--- start DATA FOR PROCESSING ---
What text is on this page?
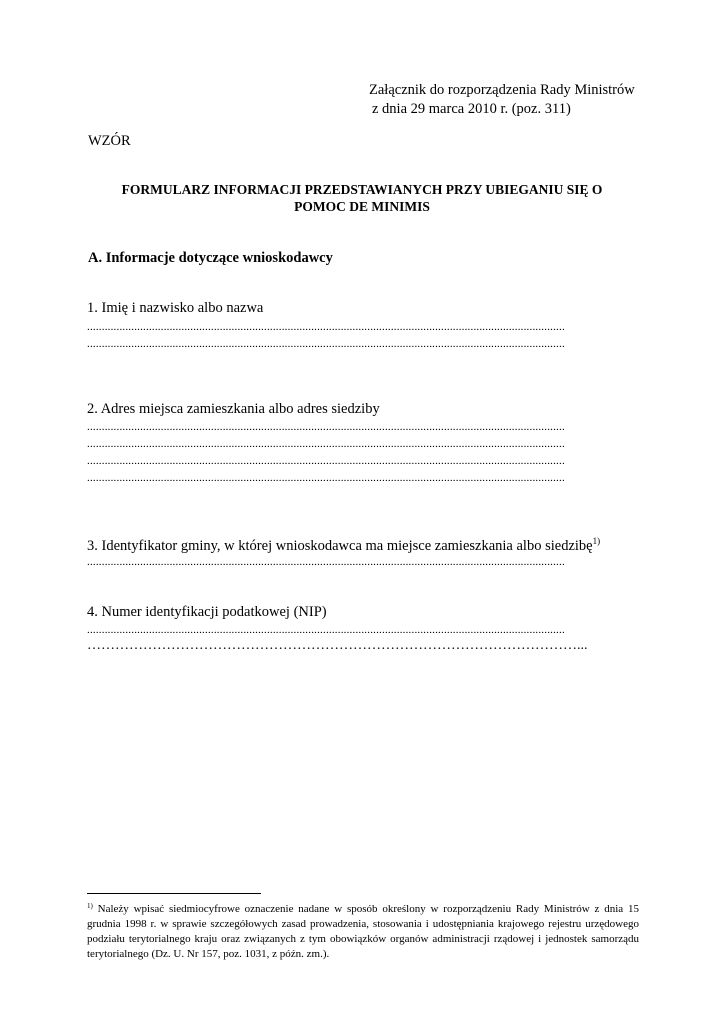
Załącznik do rozporządzenia Rady Ministrów
z dnia 29 marca 2010 r. (poz. 311)
WZÓR
FORMULARZ INFORMACJI PRZEDSTAWIANYCH PRZY UBIEGANIU SIĘ O
POMOC DE MINIMIS
A. Informacje dotyczące wnioskodawcy
1. Imię i nazwisko albo nazwa
..................................................................................................................................................................
..................................................................................................................................................................
2. Adres miejsca zamieszkania albo adres siedziby
..................................................................................................................................................................
..................................................................................................................................................................
..................................................................................................................................................................
..................................................................................................................................................................
3. Identyfikator gminy, w której wnioskodawca ma miejsce zamieszkania albo siedzibę$^{1)}$
..................................................................................................................................................................
4. Numer identyfikacji podatkowej (NIP)
..................................................................................................................................................................
……………………………………………………………………………………………...
$^{1)}$ Należy wpisać siedmiocyfrowe oznaczenie nadane w sposób określony w rozporządzeniu Rady Ministrów z dnia 15 grudnia 1998 r. w sprawie szczegółowych zasad prowadzenia, stosowania i udostępniania krajowego rejestru urzędowego podziału terytorialnego kraju oraz związanych z tym obowiązków organów administracji rządowej i jednostek samorządu terytorialnego (Dz. U. Nr 157, poz. 1031, z późn. zm.).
--- end DATA FOR PROCESSING ---
> [REQUEST]: Say the number of lines in the listing that hold "Rady", with no added words.

> [ANSWER TO THIS TASK]: 2